[Lines of data]
━━━
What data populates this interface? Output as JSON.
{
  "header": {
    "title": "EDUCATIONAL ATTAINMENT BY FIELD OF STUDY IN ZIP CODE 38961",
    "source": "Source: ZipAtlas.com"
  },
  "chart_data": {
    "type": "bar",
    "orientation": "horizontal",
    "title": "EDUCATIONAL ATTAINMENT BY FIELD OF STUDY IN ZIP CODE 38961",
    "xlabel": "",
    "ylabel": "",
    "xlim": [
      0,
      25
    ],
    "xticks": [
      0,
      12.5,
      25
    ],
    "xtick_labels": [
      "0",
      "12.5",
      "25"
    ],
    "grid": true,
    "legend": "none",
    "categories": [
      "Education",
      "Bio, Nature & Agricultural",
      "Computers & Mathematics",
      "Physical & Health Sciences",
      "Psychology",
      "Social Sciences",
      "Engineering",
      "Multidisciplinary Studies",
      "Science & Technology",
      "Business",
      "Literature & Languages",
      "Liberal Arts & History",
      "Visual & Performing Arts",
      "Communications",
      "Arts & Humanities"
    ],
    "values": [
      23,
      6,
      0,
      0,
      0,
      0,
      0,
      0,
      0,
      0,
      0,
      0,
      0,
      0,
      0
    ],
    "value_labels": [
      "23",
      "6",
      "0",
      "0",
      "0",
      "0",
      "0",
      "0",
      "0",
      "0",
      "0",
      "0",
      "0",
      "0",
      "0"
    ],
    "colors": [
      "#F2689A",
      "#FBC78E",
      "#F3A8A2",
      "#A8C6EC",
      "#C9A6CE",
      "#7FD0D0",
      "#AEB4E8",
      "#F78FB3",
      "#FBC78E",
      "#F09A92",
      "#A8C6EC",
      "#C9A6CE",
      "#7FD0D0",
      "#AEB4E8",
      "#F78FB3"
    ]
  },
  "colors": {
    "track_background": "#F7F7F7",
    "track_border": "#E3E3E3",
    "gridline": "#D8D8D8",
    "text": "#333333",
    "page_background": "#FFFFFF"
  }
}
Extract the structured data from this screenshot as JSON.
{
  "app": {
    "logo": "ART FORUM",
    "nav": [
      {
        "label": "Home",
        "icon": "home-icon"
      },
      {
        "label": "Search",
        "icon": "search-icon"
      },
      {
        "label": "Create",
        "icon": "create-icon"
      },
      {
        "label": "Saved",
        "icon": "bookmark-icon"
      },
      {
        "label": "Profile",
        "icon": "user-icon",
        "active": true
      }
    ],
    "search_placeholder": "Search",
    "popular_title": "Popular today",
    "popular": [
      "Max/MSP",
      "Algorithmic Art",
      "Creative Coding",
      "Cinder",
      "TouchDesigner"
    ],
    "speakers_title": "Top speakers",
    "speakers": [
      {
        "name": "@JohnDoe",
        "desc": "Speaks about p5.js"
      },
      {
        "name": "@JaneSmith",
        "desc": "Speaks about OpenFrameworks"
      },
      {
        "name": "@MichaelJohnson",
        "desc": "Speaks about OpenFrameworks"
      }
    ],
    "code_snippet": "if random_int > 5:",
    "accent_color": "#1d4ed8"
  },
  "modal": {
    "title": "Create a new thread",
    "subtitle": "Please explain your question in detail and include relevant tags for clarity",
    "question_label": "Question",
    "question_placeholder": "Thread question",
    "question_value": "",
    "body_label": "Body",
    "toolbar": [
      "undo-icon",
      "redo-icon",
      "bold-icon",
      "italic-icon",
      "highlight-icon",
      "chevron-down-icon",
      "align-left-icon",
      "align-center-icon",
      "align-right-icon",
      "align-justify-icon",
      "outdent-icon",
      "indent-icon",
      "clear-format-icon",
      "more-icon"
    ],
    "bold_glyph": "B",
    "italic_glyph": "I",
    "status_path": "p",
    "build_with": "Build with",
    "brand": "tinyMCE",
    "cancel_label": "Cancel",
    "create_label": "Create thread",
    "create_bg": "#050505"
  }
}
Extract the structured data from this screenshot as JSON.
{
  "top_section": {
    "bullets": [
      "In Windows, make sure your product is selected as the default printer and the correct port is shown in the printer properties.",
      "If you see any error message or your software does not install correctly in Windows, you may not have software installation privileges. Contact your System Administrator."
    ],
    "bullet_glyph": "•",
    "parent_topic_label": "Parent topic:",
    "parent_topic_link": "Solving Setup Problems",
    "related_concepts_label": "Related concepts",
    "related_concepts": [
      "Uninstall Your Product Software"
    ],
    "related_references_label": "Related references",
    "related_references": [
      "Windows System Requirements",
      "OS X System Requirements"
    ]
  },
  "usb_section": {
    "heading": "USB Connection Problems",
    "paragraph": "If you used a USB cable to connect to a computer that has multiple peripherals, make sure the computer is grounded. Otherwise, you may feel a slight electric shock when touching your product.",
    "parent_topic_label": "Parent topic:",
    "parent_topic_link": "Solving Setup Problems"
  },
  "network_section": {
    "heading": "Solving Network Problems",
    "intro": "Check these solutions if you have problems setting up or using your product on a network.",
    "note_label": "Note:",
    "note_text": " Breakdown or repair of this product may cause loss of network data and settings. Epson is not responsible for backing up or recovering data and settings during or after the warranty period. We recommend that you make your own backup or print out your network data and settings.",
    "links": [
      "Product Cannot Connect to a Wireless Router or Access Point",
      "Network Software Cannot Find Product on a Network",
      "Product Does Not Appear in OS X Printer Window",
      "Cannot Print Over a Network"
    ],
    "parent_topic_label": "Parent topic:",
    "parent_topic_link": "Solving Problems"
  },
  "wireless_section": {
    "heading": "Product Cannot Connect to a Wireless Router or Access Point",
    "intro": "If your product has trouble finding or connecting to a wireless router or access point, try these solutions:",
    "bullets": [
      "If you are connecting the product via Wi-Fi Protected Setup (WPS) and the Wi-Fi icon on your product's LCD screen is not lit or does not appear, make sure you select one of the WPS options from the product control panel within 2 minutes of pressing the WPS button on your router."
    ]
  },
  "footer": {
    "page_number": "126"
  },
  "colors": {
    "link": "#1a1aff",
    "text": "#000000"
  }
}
━━━
- **The problem**
Take the listing above and write it out again exactly.

- **Complete response**
What data populates this interface? Output as JSON.
{
  "header": {
    "title": "EDUCATIONAL ATTAINMENT BY FIELD OF STUDY IN ZIP CODE 38961",
    "source": "Source: ZipAtlas.com"
  },
  "chart_data": {
    "type": "bar",
    "orientation": "horizontal",
    "title": "EDUCATIONAL ATTAINMENT BY FIELD OF STUDY IN ZIP CODE 38961",
    "xlabel": "",
    "ylabel": "",
    "xlim": [
      0,
      25
    ],
    "xticks": [
      0,
      12.5,
      25
    ],
    "xtick_labels": [
      "0",
      "12.5",
      "25"
    ],
    "grid": true,
    "legend": "none",
    "categories": [
      "Education",
      "Bio, Nature & Agricultural",
      "Computers & Mathematics",
      "Physical & Health Sciences",
      "Psychology",
      "Social Sciences",
      "Engineering",
      "Multidisciplinary Studies",
      "Science & Technology",
      "Business",
      "Literature & Languages",
      "Liberal Arts & History",
      "Visual & Performing Arts",
      "Communications",
      "Arts & Humanities"
    ],
    "values": [
      23,
      6,
      0,
      0,
      0,
      0,
      0,
      0,
      0,
      0,
      0,
      0,
      0,
      0,
      0
    ],
    "value_labels": [
      "23",
      "6",
      "0",
      "0",
      "0",
      "0",
      "0",
      "0",
      "0",
      "0",
      "0",
      "0",
      "0",
      "0",
      "0"
    ],
    "colors": [
      "#F2689A",
      "#FBC78E",
      "#F3A8A2",
      "#A8C6EC",
      "#C9A6CE",
      "#7FD0D0",
      "#AEB4E8",
      "#F78FB3",
      "#FBC78E",
      "#F09A92",
      "#A8C6EC",
      "#C9A6CE",
      "#7FD0D0",
      "#AEB4E8",
      "#F78FB3"
    ]
  },
  "colors": {
    "track_background": "#F7F7F7",
    "track_border": "#E3E3E3",
    "gridline": "#D8D8D8",
    "text": "#333333",
    "page_background": "#FFFFFF"
  }
}
Extract the structured data from this screenshot as JSON.
{
  "app": {
    "logo": "ART FORUM",
    "nav": [
      {
        "label": "Home",
        "icon": "home-icon"
      },
      {
        "label": "Search",
        "icon": "search-icon"
      },
      {
        "label": "Create",
        "icon": "create-icon"
      },
      {
        "label": "Saved",
        "icon": "bookmark-icon"
      },
      {
        "label": "Profile",
        "icon": "user-icon",
        "active": true
      }
    ],
    "search_placeholder": "Search",
    "popular_title": "Popular today",
    "popular": [
      "Max/MSP",
      "Algorithmic Art",
      "Creative Coding",
      "Cinder",
      "TouchDesigner"
    ],
    "speakers_title": "Top speakers",
    "speakers": [
      {
        "name": "@JohnDoe",
        "desc": "Speaks about p5.js"
      },
      {
        "name": "@JaneSmith",
        "desc": "Speaks about OpenFrameworks"
      },
      {
        "name": "@MichaelJohnson",
        "desc": "Speaks about OpenFrameworks"
      }
    ],
    "code_snippet": "if random_int > 5:",
    "accent_color": "#1d4ed8"
  },
  "modal": {
    "title": "Create a new thread",
    "subtitle": "Please explain your question in detail and include relevant tags for clarity",
    "question_label": "Question",
    "question_placeholder": "Thread question",
    "question_value": "",
    "body_label": "Body",
    "toolbar": [
      "undo-icon",
      "redo-icon",
      "bold-icon",
      "italic-icon",
      "highlight-icon",
      "chevron-down-icon",
      "align-left-icon",
      "align-center-icon",
      "align-right-icon",
      "align-justify-icon",
      "outdent-icon",
      "indent-icon",
      "clear-format-icon",
      "more-icon"
    ],
    "bold_glyph": "B",
    "italic_glyph": "I",
    "status_path": "p",
    "build_with": "Build with",
    "brand": "tinyMCE",
    "cancel_label": "Cancel",
    "create_label": "Create thread",
    "create_bg": "#050505"
  }
}
Extract the structured data from this screenshot as JSON.
{
  "top_section": {
    "bullets": [
      "In Windows, make sure your product is selected as the default printer and the correct port is shown in the printer properties.",
      "If you see any error message or your software does not install correctly in Windows, you may not have software installation privileges. Contact your System Administrator."
    ],
    "bullet_glyph": "•",
    "parent_topic_label": "Parent topic:",
    "parent_topic_link": "Solving Setup Problems",
    "related_concepts_label": "Related concepts",
    "related_concepts": [
      "Uninstall Your Product Software"
    ],
    "related_references_label": "Related references",
    "related_references": [
      "Windows System Requirements",
      "OS X System Requirements"
    ]
  },
  "usb_section": {
    "heading": "USB Connection Problems",
    "paragraph": "If you used a USB cable to connect to a computer that has multiple peripherals, make sure the computer is grounded. Otherwise, you may feel a slight electric shock when touching your product.",
    "parent_topic_label": "Parent topic:",
    "parent_topic_link": "Solving Setup Problems"
  },
  "network_section": {
    "heading": "Solving Network Problems",
    "intro": "Check these solutions if you have problems setting up or using your product on a network.",
    "note_label": "Note:",
    "note_text": " Breakdown or repair of this product may cause loss of network data and settings. Epson is not responsible for backing up or recovering data and settings during or after the warranty period. We recommend that you make your own backup or print out your network data and settings.",
    "links": [
      "Product Cannot Connect to a Wireless Router or Access Point",
      "Network Software Cannot Find Product on a Network",
      "Product Does Not Appear in OS X Printer Window",
      "Cannot Print Over a Network"
    ],
    "parent_topic_label": "Parent topic:",
    "parent_topic_link": "Solving Problems"
  },
  "wireless_section": {
    "heading": "Product Cannot Connect to a Wireless Router or Access Point",
    "intro": "If your product has trouble finding or connecting to a wireless router or access point, try these solutions:",
    "bullets": [
      "If you are connecting the product via Wi-Fi Protected Setup (WPS) and the Wi-Fi icon on your product's LCD screen is not lit or does not appear, make sure you select one of the WPS options from the product control panel within 2 minutes of pressing the WPS button on your router."
    ]
  },
  "footer": {
    "page_number": "126"
  },
  "colors": {
    "link": "#1a1aff",
    "text": "#000000"
  }
}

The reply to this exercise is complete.